MATERIAL PROVIDED:

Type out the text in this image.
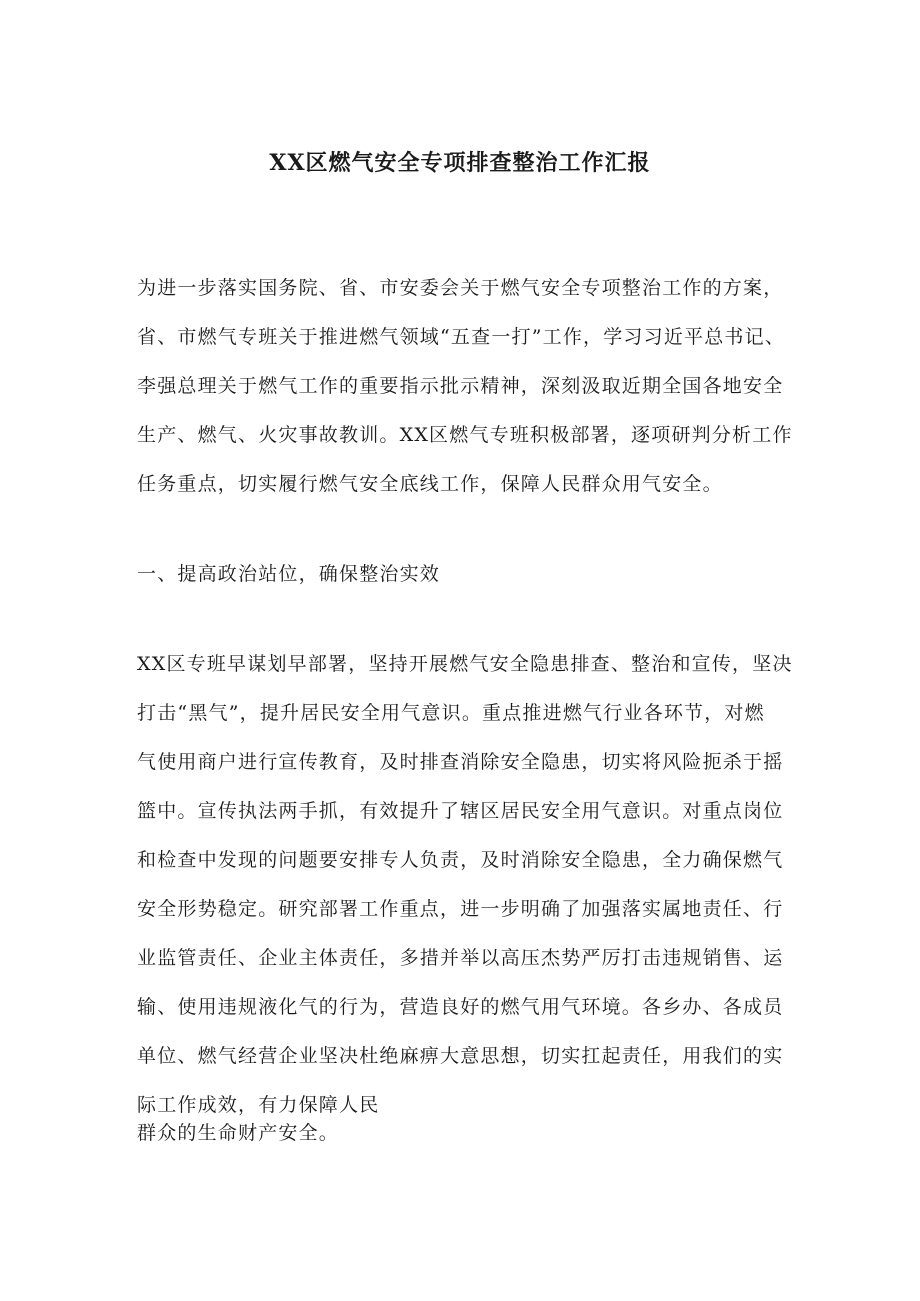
XX区燃气安全专项排查整治工作汇报

为进一步落实国务院、省、市安委会关于燃气安全专项整治工作的方案，
省、市燃气专班关于推进燃气领域“五查一打”工作，学习习近平总书记、
李强总理关于燃气工作的重要指示批示精神，深刻汲取近期全国各地安全
生产、燃气、火灾事故教训。XX区燃气专班积极部署，逐项研判分析工作
任务重点，切实履行燃气安全底线工作，保障人民群众用气安全。

一、提高政治站位，确保整治实效

XX区专班早谋划早部署，坚持开展燃气安全隐患排查、整治和宣传，坚决
打击“黑气”，提升居民安全用气意识。重点推进燃气行业各环节，对燃
气使用商户进行宣传教育，及时排查消除安全隐患，切实将风险扼杀于摇
篮中。宣传执法两手抓，有效提升了辖区居民安全用气意识。对重点岗位
和检查中发现的问题要安排专人负责，及时消除安全隐患，全力确保燃气
安全形势稳定。研究部署工作重点，进一步明确了加强落实属地责任、行
业监管责任、企业主体责任，多措并举以高压杰势严厉打击违规销售、运
输、使用违规液化气的行为，营造良好的燃气用气环境。各乡办、各成员
单位、燃气经营企业坚决杜绝麻痹大意思想，切实扛起责任，用我们的实
际工作成效，有力保障人民

群众的生命财产安全。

WHAT YOU ARE ASKED TO DO:
Transcribe each entry precisely as given, leaving the pictures out.

TASK SOLUTION:
Type out the text in this image.
XX区燃气安全专项排查整治工作汇报

为进一步落实国务院、省、市安委会关于燃气安全专项整治工作的方案，
省、市燃气专班关于推进燃气领域“五查一打”工作，学习习近平总书记、
李强总理关于燃气工作的重要指示批示精神，深刻汲取近期全国各地安全
生产、燃气、火灾事故教训。XX区燃气专班积极部署，逐项研判分析工作
任务重点，切实履行燃气安全底线工作，保障人民群众用气安全。

一、提高政治站位，确保整治实效

XX区专班早谋划早部署，坚持开展燃气安全隐患排查、整治和宣传，坚决
打击“黑气”，提升居民安全用气意识。重点推进燃气行业各环节，对燃
气使用商户进行宣传教育，及时排查消除安全隐患，切实将风险扼杀于摇
篮中。宣传执法两手抓，有效提升了辖区居民安全用气意识。对重点岗位
和检查中发现的问题要安排专人负责，及时消除安全隐患，全力确保燃气
安全形势稳定。研究部署工作重点，进一步明确了加强落实属地责任、行
业监管责任、企业主体责任，多措并举以高压杰势严厉打击违规销售、运
输、使用违规液化气的行为，营造良好的燃气用气环境。各乡办、各成员
单位、燃气经营企业坚决杜绝麻痹大意思想，切实扛起责任，用我们的实
际工作成效，有力保障人民

群众的生命财产安全。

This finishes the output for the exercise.